▶ **Goal of the exercise**
Copy each line in which the string "color" occurs.

▶ **Available records**
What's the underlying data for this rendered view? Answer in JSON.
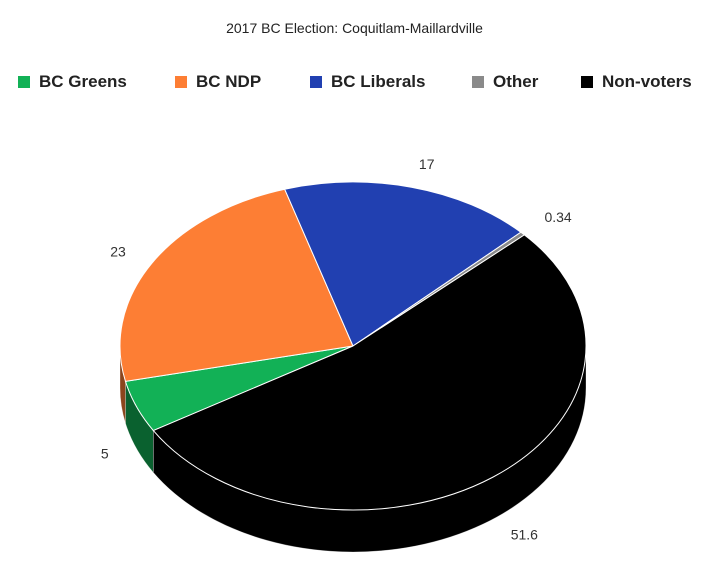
{
  "chart_data": {
    "type": "pie",
    "title": "2017 BC Election: Coquitlam-Maillardville",
    "is_3d": true,
    "legend_position": "top",
    "slices": [
      {
        "name": "BC Greens",
        "value": 5,
        "label": "5",
        "color": "#12b156"
      },
      {
        "name": "BC NDP",
        "value": 23,
        "label": "23",
        "color": "#fd7e34"
      },
      {
        "name": "BC Liberals",
        "value": 17,
        "label": "17",
        "color": "#2140b1"
      },
      {
        "name": "Other",
        "value": 0.34,
        "label": "0.34",
        "color": "#8a8a8a"
      },
      {
        "name": "Non-voters",
        "value": 51.6,
        "label": "51.6",
        "color": "#000000"
      }
    ]
  }
}
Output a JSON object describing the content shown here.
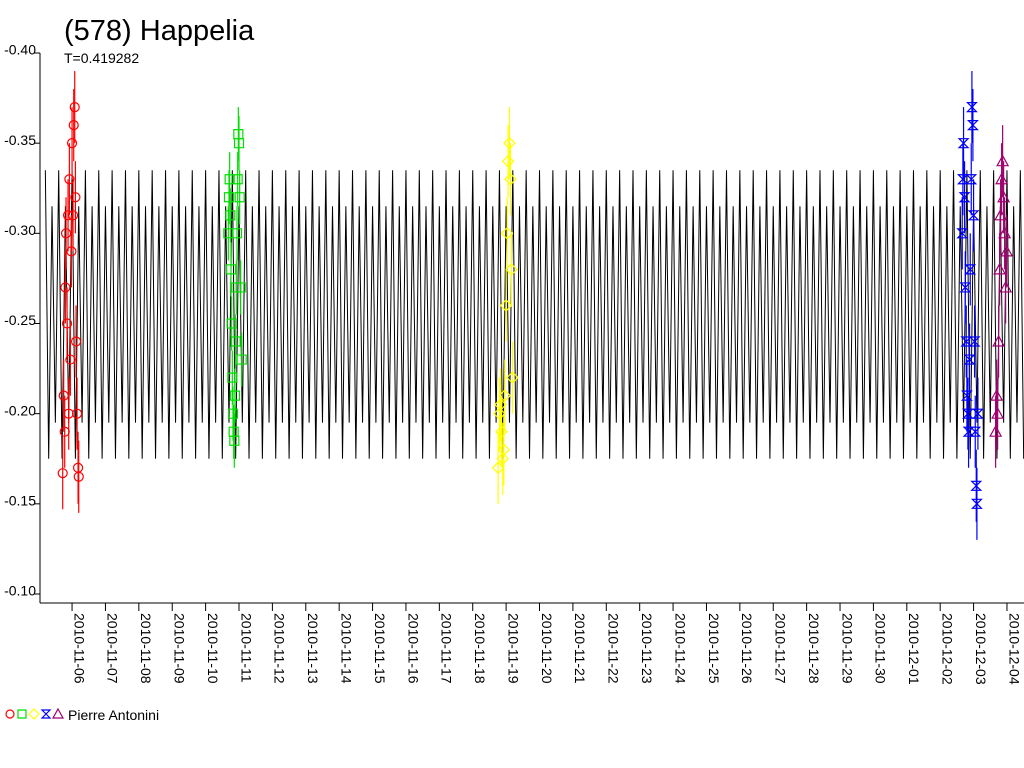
{
  "chart_data": {
    "type": "scatter",
    "title": "(578) Happelia",
    "subtitle": "T=0.419282",
    "legend_label": "Pierre Antonini",
    "xlim": [
      -0.96,
      28.51
    ],
    "ylim": [
      -0.1,
      -0.4
    ],
    "yticks": [
      {
        "value": -0.4,
        "label": "-0.40"
      },
      {
        "value": -0.35,
        "label": "-0.35"
      },
      {
        "value": -0.3,
        "label": "-0.30"
      },
      {
        "value": -0.25,
        "label": "-0.25"
      },
      {
        "value": -0.2,
        "label": "-0.20"
      },
      {
        "value": -0.15,
        "label": "-0.15"
      },
      {
        "value": -0.1,
        "label": "-0.10"
      }
    ],
    "xticks": [
      {
        "value": 0,
        "label": "2010-11-06"
      },
      {
        "value": 1,
        "label": "2010-11-07"
      },
      {
        "value": 2,
        "label": "2010-11-08"
      },
      {
        "value": 3,
        "label": "2010-11-09"
      },
      {
        "value": 4,
        "label": "2010-11-10"
      },
      {
        "value": 5,
        "label": "2010-11-11"
      },
      {
        "value": 6,
        "label": "2010-11-12"
      },
      {
        "value": 7,
        "label": "2010-11-13"
      },
      {
        "value": 8,
        "label": "2010-11-14"
      },
      {
        "value": 9,
        "label": "2010-11-15"
      },
      {
        "value": 10,
        "label": "2010-11-16"
      },
      {
        "value": 11,
        "label": "2010-11-17"
      },
      {
        "value": 12,
        "label": "2010-11-18"
      },
      {
        "value": 13,
        "label": "2010-11-19"
      },
      {
        "value": 14,
        "label": "2010-11-20"
      },
      {
        "value": 15,
        "label": "2010-11-21"
      },
      {
        "value": 16,
        "label": "2010-11-22"
      },
      {
        "value": 17,
        "label": "2010-11-23"
      },
      {
        "value": 18,
        "label": "2010-11-24"
      },
      {
        "value": 19,
        "label": "2010-11-25"
      },
      {
        "value": 20,
        "label": "2010-11-26"
      },
      {
        "value": 21,
        "label": "2010-11-27"
      },
      {
        "value": 22,
        "label": "2010-11-28"
      },
      {
        "value": 23,
        "label": "2010-11-29"
      },
      {
        "value": 24,
        "label": "2010-11-30"
      },
      {
        "value": 25,
        "label": "2010-12-01"
      },
      {
        "value": 26,
        "label": "2010-12-02"
      },
      {
        "value": 27,
        "label": "2010-12-03"
      },
      {
        "value": 28,
        "label": "2010-12-04"
      }
    ],
    "series": [
      {
        "kind": "line",
        "color": "#000000",
        "x": [
          -0.8,
          -0.7,
          -0.6,
          -0.5,
          -0.4,
          -0.3,
          -0.2,
          -0.1,
          0,
          0.1,
          0.2,
          0.3,
          0.4,
          0.5,
          0.6,
          0.7,
          0.8,
          0.9,
          1,
          1.1,
          1.2,
          1.3,
          1.4,
          1.5,
          1.6,
          1.7,
          1.8,
          1.9,
          2,
          2.1,
          2.2,
          2.3,
          2.4,
          2.5,
          2.6,
          2.7,
          2.8,
          2.9,
          3,
          3.1,
          3.2,
          3.3,
          3.4,
          3.5,
          3.6,
          3.7,
          3.8,
          3.9,
          4,
          4.1,
          4.2,
          4.3,
          4.4,
          4.5,
          4.6,
          4.7,
          4.8,
          4.9,
          5,
          5.1,
          5.2,
          5.3,
          5.4,
          5.5,
          5.6,
          5.7,
          5.8,
          5.9,
          6,
          6.1,
          6.2,
          6.3,
          6.4,
          6.5,
          6.6,
          6.7,
          6.8,
          6.9,
          7,
          7.1,
          7.2,
          7.3,
          7.4,
          7.5,
          7.6,
          7.7,
          7.8,
          7.9,
          8,
          8.1,
          8.2,
          8.3,
          8.4,
          8.5,
          8.6,
          8.7,
          8.8,
          8.9,
          9,
          9.1,
          9.2,
          9.3,
          9.4,
          9.5,
          9.6,
          9.7,
          9.8,
          9.9,
          10,
          10.1,
          10.2,
          10.3,
          10.4,
          10.5,
          10.6,
          10.7,
          10.8,
          10.9,
          11,
          11.1,
          11.2,
          11.3,
          11.4,
          11.5,
          11.6,
          11.7,
          11.8,
          11.9,
          12,
          12.1,
          12.2,
          12.3,
          12.4,
          12.5,
          12.6,
          12.7,
          12.8,
          12.9,
          13,
          13.1,
          13.2,
          13.3,
          13.4,
          13.5,
          13.6,
          13.7,
          13.8,
          13.9,
          14,
          14.1,
          14.2,
          14.3,
          14.4,
          14.5,
          14.6,
          14.7,
          14.8,
          14.9,
          15,
          15.1,
          15.2,
          15.3,
          15.4,
          15.5,
          15.6,
          15.7,
          15.8,
          15.9,
          16,
          16.1,
          16.2,
          16.3,
          16.4,
          16.5,
          16.6,
          16.7,
          16.8,
          16.9,
          17,
          17.1,
          17.2,
          17.3,
          17.4,
          17.5,
          17.6,
          17.7,
          17.8,
          17.9,
          18,
          18.1,
          18.2,
          18.3,
          18.4,
          18.5,
          18.6,
          18.7,
          18.8,
          18.9,
          19,
          19.1,
          19.2,
          19.3,
          19.4,
          19.5,
          19.6,
          19.7,
          19.8,
          19.9,
          20,
          20.1,
          20.2,
          20.3,
          20.4,
          20.5,
          20.6,
          20.7,
          20.8,
          20.9,
          21,
          21.1,
          21.2,
          21.3,
          21.4,
          21.5,
          21.6,
          21.7,
          21.8,
          21.9,
          22,
          22.1,
          22.2,
          22.3,
          22.4,
          22.5,
          22.6,
          22.7,
          22.8,
          22.9,
          23,
          23.1,
          23.2,
          23.3,
          23.4,
          23.5,
          23.6,
          23.7,
          23.8,
          23.9,
          24,
          24.1,
          24.2,
          24.3,
          24.4,
          24.5,
          24.6,
          24.7,
          24.8,
          24.9,
          25,
          25.1,
          25.2,
          25.3,
          25.4,
          25.5,
          25.6,
          25.7,
          25.8,
          25.9,
          26,
          26.1,
          26.2,
          26.3,
          26.4,
          26.5,
          26.6,
          26.7,
          26.8,
          26.9,
          27,
          27.1,
          27.2,
          27.3,
          27.4,
          27.5,
          27.6,
          27.7,
          27.8,
          27.9,
          28,
          28.1,
          28.2,
          28.3,
          28.4,
          28.5
        ],
        "values": [
          -0.335,
          -0.175,
          -0.315,
          -0.195,
          -0.335,
          -0.175,
          -0.315,
          -0.195,
          -0.335,
          -0.175,
          -0.315,
          -0.195,
          -0.335,
          -0.175,
          -0.315,
          -0.195,
          -0.335,
          -0.175,
          -0.315,
          -0.195,
          -0.335,
          -0.175,
          -0.315,
          -0.195,
          -0.335,
          -0.175,
          -0.315,
          -0.195,
          -0.335,
          -0.175,
          -0.315,
          -0.195,
          -0.335,
          -0.175,
          -0.315,
          -0.195,
          -0.335,
          -0.175,
          -0.315,
          -0.195,
          -0.335,
          -0.175,
          -0.315,
          -0.195,
          -0.335,
          -0.175,
          -0.315,
          -0.195,
          -0.335,
          -0.175,
          -0.315,
          -0.195,
          -0.335,
          -0.175,
          -0.315,
          -0.195,
          -0.335,
          -0.175,
          -0.315,
          -0.195,
          -0.335,
          -0.175,
          -0.315,
          -0.195,
          -0.335,
          -0.175,
          -0.315,
          -0.195,
          -0.335,
          -0.175,
          -0.315,
          -0.195,
          -0.335,
          -0.175,
          -0.315,
          -0.195,
          -0.335,
          -0.175,
          -0.315,
          -0.195,
          -0.335,
          -0.175,
          -0.315,
          -0.195,
          -0.335,
          -0.175,
          -0.315,
          -0.195,
          -0.335,
          -0.175,
          -0.315,
          -0.195,
          -0.335,
          -0.175,
          -0.315,
          -0.195,
          -0.335,
          -0.175,
          -0.315,
          -0.195,
          -0.335,
          -0.175,
          -0.315,
          -0.195,
          -0.335,
          -0.175,
          -0.315,
          -0.195,
          -0.335,
          -0.175,
          -0.315,
          -0.195,
          -0.335,
          -0.175,
          -0.315,
          -0.195,
          -0.335,
          -0.175,
          -0.315,
          -0.195,
          -0.335,
          -0.175,
          -0.315,
          -0.195,
          -0.335,
          -0.175,
          -0.315,
          -0.195,
          -0.335,
          -0.175,
          -0.315,
          -0.195,
          -0.335,
          -0.175,
          -0.315,
          -0.195,
          -0.335,
          -0.175,
          -0.315,
          -0.195,
          -0.335,
          -0.175,
          -0.315,
          -0.195,
          -0.335,
          -0.175,
          -0.315,
          -0.195,
          -0.335,
          -0.175,
          -0.315,
          -0.195,
          -0.335,
          -0.175,
          -0.315,
          -0.195,
          -0.335,
          -0.175,
          -0.315,
          -0.195,
          -0.335,
          -0.175,
          -0.315,
          -0.195,
          -0.335,
          -0.175,
          -0.315,
          -0.195,
          -0.335,
          -0.175,
          -0.315,
          -0.195,
          -0.335,
          -0.175,
          -0.315,
          -0.195,
          -0.335,
          -0.175,
          -0.315,
          -0.195,
          -0.335,
          -0.175,
          -0.315,
          -0.195,
          -0.335,
          -0.175,
          -0.315,
          -0.195,
          -0.335,
          -0.175,
          -0.315,
          -0.195,
          -0.335,
          -0.175,
          -0.315,
          -0.195,
          -0.335,
          -0.175,
          -0.315,
          -0.195,
          -0.335,
          -0.175,
          -0.315,
          -0.195,
          -0.335,
          -0.175,
          -0.315,
          -0.195,
          -0.335,
          -0.175,
          -0.315,
          -0.195,
          -0.335,
          -0.175,
          -0.315,
          -0.195,
          -0.335,
          -0.175,
          -0.315,
          -0.195,
          -0.335,
          -0.175,
          -0.315,
          -0.195,
          -0.335,
          -0.175,
          -0.315,
          -0.195,
          -0.335,
          -0.175,
          -0.315,
          -0.195,
          -0.335,
          -0.175,
          -0.315,
          -0.195,
          -0.335,
          -0.175,
          -0.315,
          -0.195,
          -0.335,
          -0.175,
          -0.315,
          -0.195,
          -0.335,
          -0.175,
          -0.315,
          -0.195,
          -0.335,
          -0.175,
          -0.315,
          -0.195,
          -0.335,
          -0.175,
          -0.315,
          -0.195,
          -0.335,
          -0.175,
          -0.315,
          -0.195,
          -0.335,
          -0.175,
          -0.315,
          -0.195,
          -0.335,
          -0.175,
          -0.315,
          -0.195,
          -0.335,
          -0.175,
          -0.315,
          -0.195,
          -0.335,
          -0.175,
          -0.315,
          -0.195,
          -0.335,
          -0.175,
          -0.315,
          -0.195,
          -0.335,
          -0.175,
          -0.315,
          -0.195,
          -0.335,
          -0.175,
          -0.315,
          -0.195,
          -0.335,
          -0.175,
          -0.315,
          -0.195,
          -0.335,
          -0.175
        ]
      },
      {
        "kind": "points",
        "marker": "circle",
        "color": "#ff0000",
        "error": 0.02,
        "x": [
          -0.28,
          -0.25,
          -0.22,
          -0.2,
          -0.18,
          -0.15,
          -0.12,
          -0.1,
          -0.08,
          -0.05,
          -0.02,
          0,
          0.03,
          0.05,
          0.08,
          0.1,
          0.12,
          0.15,
          0.18,
          0.2
        ],
        "values": [
          -0.167,
          -0.21,
          -0.19,
          -0.27,
          -0.3,
          -0.25,
          -0.31,
          -0.2,
          -0.33,
          -0.23,
          -0.29,
          -0.35,
          -0.31,
          -0.36,
          -0.37,
          -0.32,
          -0.24,
          -0.2,
          -0.17,
          -0.165
        ]
      },
      {
        "kind": "points",
        "marker": "square",
        "color": "#00e000",
        "error": 0.015,
        "x": [
          4.68,
          4.7,
          4.72,
          4.74,
          4.76,
          4.78,
          4.8,
          4.82,
          4.84,
          4.86,
          4.88,
          4.9,
          4.92,
          4.94,
          4.96,
          4.98,
          5.0,
          5.02,
          5.05,
          5.08
        ],
        "values": [
          -0.3,
          -0.32,
          -0.33,
          -0.31,
          -0.28,
          -0.25,
          -0.22,
          -0.2,
          -0.19,
          -0.185,
          -0.21,
          -0.24,
          -0.27,
          -0.3,
          -0.33,
          -0.355,
          -0.35,
          -0.32,
          -0.27,
          -0.23
        ]
      },
      {
        "kind": "points",
        "marker": "diamond",
        "color": "#ffff00",
        "error": 0.02,
        "x": [
          12.76,
          12.8,
          12.83,
          12.86,
          12.9,
          12.93,
          12.96,
          13.0,
          13.03,
          13.06,
          13.1,
          13.13,
          13.16,
          13.19
        ],
        "values": [
          -0.17,
          -0.2,
          -0.205,
          -0.19,
          -0.175,
          -0.18,
          -0.21,
          -0.26,
          -0.3,
          -0.34,
          -0.35,
          -0.33,
          -0.28,
          -0.22
        ]
      },
      {
        "kind": "points",
        "marker": "hourglass",
        "color": "#0000ff",
        "error": 0.02,
        "x": [
          26.66,
          26.68,
          26.7,
          26.73,
          26.75,
          26.78,
          26.8,
          26.83,
          26.85,
          26.88,
          26.9,
          26.93,
          26.95,
          26.98,
          27.0,
          27.03,
          27.05,
          27.08,
          27.1,
          27.13
        ],
        "values": [
          -0.3,
          -0.33,
          -0.35,
          -0.32,
          -0.27,
          -0.24,
          -0.21,
          -0.2,
          -0.19,
          -0.23,
          -0.28,
          -0.33,
          -0.37,
          -0.36,
          -0.31,
          -0.24,
          -0.19,
          -0.16,
          -0.15,
          -0.2
        ]
      },
      {
        "kind": "points",
        "marker": "triangle",
        "color": "#a0006e",
        "error": 0.02,
        "x": [
          27.66,
          27.69,
          27.72,
          27.75,
          27.78,
          27.81,
          27.84,
          27.87,
          27.9,
          27.93,
          27.96,
          27.99
        ],
        "values": [
          -0.19,
          -0.21,
          -0.2,
          -0.24,
          -0.28,
          -0.31,
          -0.33,
          -0.34,
          -0.32,
          -0.3,
          -0.27,
          -0.29
        ]
      }
    ]
  }
}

▶ **Answer to the task**
        "color": "#12b156"
        "color": "#fd7e34"
        "color": "#2140b1"
        "color": "#8a8a8a"
        "color": "#000000"
        "color": "#000000",
        "color": "#ff0000",
        "color": "#00e000",
        "color": "#ffff00",
        "color": "#0000ff",
        "color": "#a0006e",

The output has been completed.